## Given task
Can you type out every line of the records below verbatim, leaving the pictures out?
-- The records start --
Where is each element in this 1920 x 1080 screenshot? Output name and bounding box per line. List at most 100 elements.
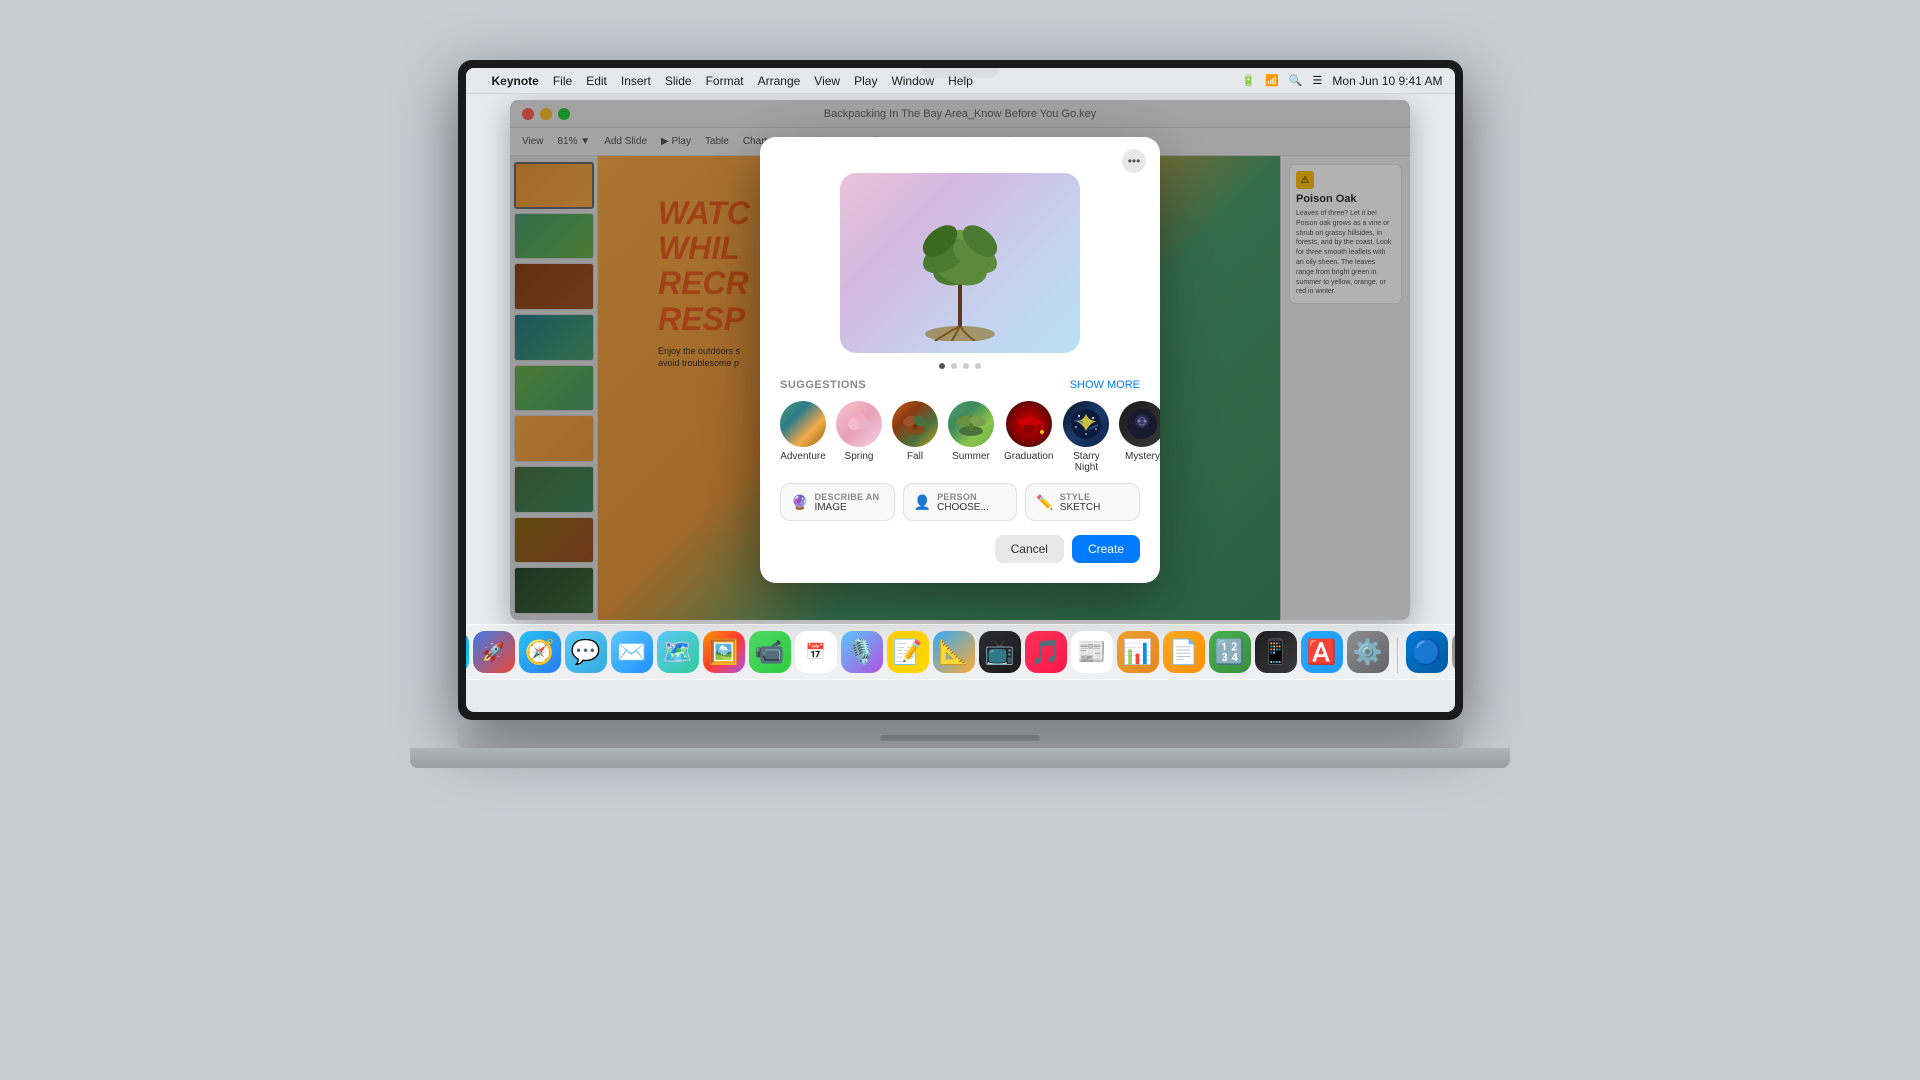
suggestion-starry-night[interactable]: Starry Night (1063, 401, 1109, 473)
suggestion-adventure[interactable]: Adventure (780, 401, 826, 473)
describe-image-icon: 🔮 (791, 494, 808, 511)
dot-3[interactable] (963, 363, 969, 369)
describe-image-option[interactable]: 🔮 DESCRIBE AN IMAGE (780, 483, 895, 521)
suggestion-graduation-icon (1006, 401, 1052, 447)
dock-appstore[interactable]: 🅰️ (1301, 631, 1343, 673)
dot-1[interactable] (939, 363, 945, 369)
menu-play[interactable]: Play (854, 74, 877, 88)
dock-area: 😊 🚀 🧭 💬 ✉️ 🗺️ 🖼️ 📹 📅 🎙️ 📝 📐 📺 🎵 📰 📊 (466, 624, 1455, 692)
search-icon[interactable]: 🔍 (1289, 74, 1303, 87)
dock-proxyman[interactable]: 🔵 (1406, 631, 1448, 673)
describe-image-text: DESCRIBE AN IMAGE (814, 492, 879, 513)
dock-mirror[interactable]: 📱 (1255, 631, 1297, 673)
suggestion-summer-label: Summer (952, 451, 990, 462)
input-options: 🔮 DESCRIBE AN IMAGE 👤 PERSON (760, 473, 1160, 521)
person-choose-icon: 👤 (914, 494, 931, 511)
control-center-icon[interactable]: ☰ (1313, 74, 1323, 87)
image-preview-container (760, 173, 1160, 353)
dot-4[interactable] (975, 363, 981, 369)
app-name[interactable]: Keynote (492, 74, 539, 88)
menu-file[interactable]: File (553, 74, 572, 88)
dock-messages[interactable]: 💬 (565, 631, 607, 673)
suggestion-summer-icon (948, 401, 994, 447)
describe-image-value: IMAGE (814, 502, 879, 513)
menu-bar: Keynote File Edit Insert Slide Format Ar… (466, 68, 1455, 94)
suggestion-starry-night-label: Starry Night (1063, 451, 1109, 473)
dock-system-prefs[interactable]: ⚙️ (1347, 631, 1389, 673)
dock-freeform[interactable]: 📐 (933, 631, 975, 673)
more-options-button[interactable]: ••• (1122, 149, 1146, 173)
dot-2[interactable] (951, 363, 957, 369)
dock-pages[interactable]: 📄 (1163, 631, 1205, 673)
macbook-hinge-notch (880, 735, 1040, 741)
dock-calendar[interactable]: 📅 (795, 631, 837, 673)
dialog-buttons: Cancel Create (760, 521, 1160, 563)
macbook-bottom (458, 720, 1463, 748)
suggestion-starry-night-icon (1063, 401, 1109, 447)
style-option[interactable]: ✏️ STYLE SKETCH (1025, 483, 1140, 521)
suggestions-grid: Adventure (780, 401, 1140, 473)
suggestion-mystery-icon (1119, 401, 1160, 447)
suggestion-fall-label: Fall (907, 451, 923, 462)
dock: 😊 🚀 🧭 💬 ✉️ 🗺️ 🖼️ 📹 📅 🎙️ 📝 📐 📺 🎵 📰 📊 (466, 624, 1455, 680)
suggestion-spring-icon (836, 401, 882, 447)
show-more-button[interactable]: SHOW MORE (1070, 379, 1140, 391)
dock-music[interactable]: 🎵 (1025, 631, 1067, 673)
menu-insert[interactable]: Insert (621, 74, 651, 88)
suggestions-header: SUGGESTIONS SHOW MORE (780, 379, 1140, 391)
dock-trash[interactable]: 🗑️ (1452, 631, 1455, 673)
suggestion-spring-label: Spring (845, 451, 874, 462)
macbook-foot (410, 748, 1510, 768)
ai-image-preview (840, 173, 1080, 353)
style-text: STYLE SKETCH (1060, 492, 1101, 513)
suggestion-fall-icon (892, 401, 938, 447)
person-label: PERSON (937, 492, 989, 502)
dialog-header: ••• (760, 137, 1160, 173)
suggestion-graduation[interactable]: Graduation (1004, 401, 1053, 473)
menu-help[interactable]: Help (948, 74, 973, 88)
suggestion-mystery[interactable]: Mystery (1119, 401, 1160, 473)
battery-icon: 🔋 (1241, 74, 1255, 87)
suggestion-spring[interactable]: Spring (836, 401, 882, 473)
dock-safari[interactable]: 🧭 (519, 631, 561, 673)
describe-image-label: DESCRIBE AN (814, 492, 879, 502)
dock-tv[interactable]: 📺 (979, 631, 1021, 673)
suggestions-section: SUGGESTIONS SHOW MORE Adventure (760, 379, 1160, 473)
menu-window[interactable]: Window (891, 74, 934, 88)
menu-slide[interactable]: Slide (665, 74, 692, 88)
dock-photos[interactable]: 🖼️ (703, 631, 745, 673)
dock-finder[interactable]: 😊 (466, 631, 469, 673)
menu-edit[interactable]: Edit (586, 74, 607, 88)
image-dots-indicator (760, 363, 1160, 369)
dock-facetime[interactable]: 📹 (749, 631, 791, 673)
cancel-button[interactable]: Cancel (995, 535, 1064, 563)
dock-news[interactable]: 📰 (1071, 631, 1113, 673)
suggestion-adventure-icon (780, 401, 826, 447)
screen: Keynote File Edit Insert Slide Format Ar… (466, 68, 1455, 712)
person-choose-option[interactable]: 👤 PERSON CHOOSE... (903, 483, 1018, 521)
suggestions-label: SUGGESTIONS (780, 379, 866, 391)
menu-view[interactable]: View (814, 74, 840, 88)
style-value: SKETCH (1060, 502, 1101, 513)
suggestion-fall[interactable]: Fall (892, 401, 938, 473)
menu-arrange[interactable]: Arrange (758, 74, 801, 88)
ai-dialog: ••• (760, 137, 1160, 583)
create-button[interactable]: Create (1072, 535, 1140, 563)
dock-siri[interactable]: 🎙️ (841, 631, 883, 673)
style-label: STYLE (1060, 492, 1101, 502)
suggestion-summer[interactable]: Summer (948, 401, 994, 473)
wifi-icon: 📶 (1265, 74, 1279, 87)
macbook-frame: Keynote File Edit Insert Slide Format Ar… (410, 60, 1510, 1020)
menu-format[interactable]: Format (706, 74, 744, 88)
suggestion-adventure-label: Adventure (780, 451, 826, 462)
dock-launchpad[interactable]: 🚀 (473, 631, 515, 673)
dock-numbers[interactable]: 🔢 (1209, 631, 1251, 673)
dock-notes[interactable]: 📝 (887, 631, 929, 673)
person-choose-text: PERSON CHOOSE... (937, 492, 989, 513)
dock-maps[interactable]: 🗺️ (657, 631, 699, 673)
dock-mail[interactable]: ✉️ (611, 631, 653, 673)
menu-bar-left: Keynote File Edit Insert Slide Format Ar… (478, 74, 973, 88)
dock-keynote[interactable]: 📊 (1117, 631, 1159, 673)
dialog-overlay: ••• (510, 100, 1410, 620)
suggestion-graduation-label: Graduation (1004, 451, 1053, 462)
-- The records end --
## Written solution
Where is each element in this 1920 x 1080 screenshot? Output name and bounding box per line. List at most 100 elements.
suggestion-starry-night[interactable]: Starry Night (1063, 401, 1109, 473)
suggestion-adventure[interactable]: Adventure (780, 401, 826, 473)
describe-image-icon: 🔮 (791, 494, 808, 511)
dot-3[interactable] (963, 363, 969, 369)
describe-image-option[interactable]: 🔮 DESCRIBE AN IMAGE (780, 483, 895, 521)
suggestion-graduation-icon (1006, 401, 1052, 447)
dock-appstore[interactable]: 🅰️ (1301, 631, 1343, 673)
dot-1[interactable] (939, 363, 945, 369)
menu-play[interactable]: Play (854, 74, 877, 88)
dock-area: 😊 🚀 🧭 💬 ✉️ 🗺️ 🖼️ 📹 📅 🎙️ 📝 📐 📺 🎵 📰 📊 (466, 624, 1455, 692)
search-icon[interactable]: 🔍 (1289, 74, 1303, 87)
dock-proxyman[interactable]: 🔵 (1406, 631, 1448, 673)
describe-image-text: DESCRIBE AN IMAGE (814, 492, 879, 513)
dock-mirror[interactable]: 📱 (1255, 631, 1297, 673)
suggestion-summer-label: Summer (952, 451, 990, 462)
input-options: 🔮 DESCRIBE AN IMAGE 👤 PERSON (760, 473, 1160, 521)
person-choose-icon: 👤 (914, 494, 931, 511)
control-center-icon[interactable]: ☰ (1313, 74, 1323, 87)
image-preview-container (760, 173, 1160, 353)
dot-4[interactable] (975, 363, 981, 369)
app-name[interactable]: Keynote (492, 74, 539, 88)
menu-file[interactable]: File (553, 74, 572, 88)
dock-messages[interactable]: 💬 (565, 631, 607, 673)
suggestion-summer-icon (948, 401, 994, 447)
describe-image-value: IMAGE (814, 502, 879, 513)
menu-bar: Keynote File Edit Insert Slide Format Ar… (466, 68, 1455, 94)
suggestion-starry-night-label: Starry Night (1063, 451, 1109, 473)
dock-system-prefs[interactable]: ⚙️ (1347, 631, 1389, 673)
dock-freeform[interactable]: 📐 (933, 631, 975, 673)
more-options-button[interactable]: ••• (1122, 149, 1146, 173)
dot-2[interactable] (951, 363, 957, 369)
dock-pages[interactable]: 📄 (1163, 631, 1205, 673)
macbook-hinge-notch (880, 735, 1040, 741)
dock-calendar[interactable]: 📅 (795, 631, 837, 673)
dialog-buttons: Cancel Create (760, 521, 1160, 563)
macbook-bottom (458, 720, 1463, 748)
suggestion-starry-night-icon (1063, 401, 1109, 447)
style-option[interactable]: ✏️ STYLE SKETCH (1025, 483, 1140, 521)
suggestions-grid: Adventure (780, 401, 1140, 473)
suggestion-mystery-icon (1119, 401, 1160, 447)
suggestion-fall-label: Fall (907, 451, 923, 462)
dock: 😊 🚀 🧭 💬 ✉️ 🗺️ 🖼️ 📹 📅 🎙️ 📝 📐 📺 🎵 📰 📊 (466, 624, 1455, 680)
suggestion-spring-icon (836, 401, 882, 447)
show-more-button[interactable]: SHOW MORE (1070, 379, 1140, 391)
dock-music[interactable]: 🎵 (1025, 631, 1067, 673)
menu-insert[interactable]: Insert (621, 74, 651, 88)
suggestions-header: SUGGESTIONS SHOW MORE (780, 379, 1140, 391)
dock-trash[interactable]: 🗑️ (1452, 631, 1455, 673)
suggestion-spring-label: Spring (845, 451, 874, 462)
macbook-foot (410, 748, 1510, 768)
ai-image-preview (840, 173, 1080, 353)
style-text: STYLE SKETCH (1060, 492, 1101, 513)
suggestion-fall-icon (892, 401, 938, 447)
person-label: PERSON (937, 492, 989, 502)
dialog-header: ••• (760, 137, 1160, 173)
suggestion-graduation[interactable]: Graduation (1004, 401, 1053, 473)
menu-help[interactable]: Help (948, 74, 973, 88)
suggestion-mystery[interactable]: Mystery (1119, 401, 1160, 473)
battery-icon: 🔋 (1241, 74, 1255, 87)
suggestion-spring[interactable]: Spring (836, 401, 882, 473)
dock-safari[interactable]: 🧭 (519, 631, 561, 673)
describe-image-label: DESCRIBE AN (814, 492, 879, 502)
dock-tv[interactable]: 📺 (979, 631, 1021, 673)
suggestions-section: SUGGESTIONS SHOW MORE Adventure (760, 379, 1160, 473)
menu-window[interactable]: Window (891, 74, 934, 88)
menu-slide[interactable]: Slide (665, 74, 692, 88)
dock-photos[interactable]: 🖼️ (703, 631, 745, 673)
dock-finder[interactable]: 😊 (466, 631, 469, 673)
menu-edit[interactable]: Edit (586, 74, 607, 88)
image-dots-indicator (760, 363, 1160, 369)
dock-facetime[interactable]: 📹 (749, 631, 791, 673)
cancel-button[interactable]: Cancel (995, 535, 1064, 563)
dock-news[interactable]: 📰 (1071, 631, 1113, 673)
suggestion-adventure-icon (780, 401, 826, 447)
screen: Keynote File Edit Insert Slide Format Ar… (466, 68, 1455, 712)
person-choose-option[interactable]: 👤 PERSON CHOOSE... (903, 483, 1018, 521)
suggestions-label: SUGGESTIONS (780, 379, 866, 391)
menu-view[interactable]: View (814, 74, 840, 88)
style-value: SKETCH (1060, 502, 1101, 513)
suggestion-fall[interactable]: Fall (892, 401, 938, 473)
menu-arrange[interactable]: Arrange (758, 74, 801, 88)
ai-dialog: ••• (760, 137, 1160, 583)
create-button[interactable]: Create (1072, 535, 1140, 563)
dock-siri[interactable]: 🎙️ (841, 631, 883, 673)
style-label: STYLE (1060, 492, 1101, 502)
suggestion-summer[interactable]: Summer (948, 401, 994, 473)
wifi-icon: 📶 (1265, 74, 1279, 87)
macbook-frame: Keynote File Edit Insert Slide Format Ar… (410, 60, 1510, 1020)
menu-format[interactable]: Format (706, 74, 744, 88)
suggestion-adventure-label: Adventure (780, 451, 826, 462)
dock-launchpad[interactable]: 🚀 (473, 631, 515, 673)
dock-numbers[interactable]: 🔢 (1209, 631, 1251, 673)
dock-notes[interactable]: 📝 (887, 631, 929, 673)
person-choose-text: PERSON CHOOSE... (937, 492, 989, 513)
dock-maps[interactable]: 🗺️ (657, 631, 699, 673)
dock-mail[interactable]: ✉️ (611, 631, 653, 673)
menu-bar-left: Keynote File Edit Insert Slide Format Ar… (478, 74, 973, 88)
dock-keynote[interactable]: 📊 (1117, 631, 1159, 673)
dialog-overlay: ••• (510, 100, 1410, 620)
suggestion-graduation-label: Graduation (1004, 451, 1053, 462)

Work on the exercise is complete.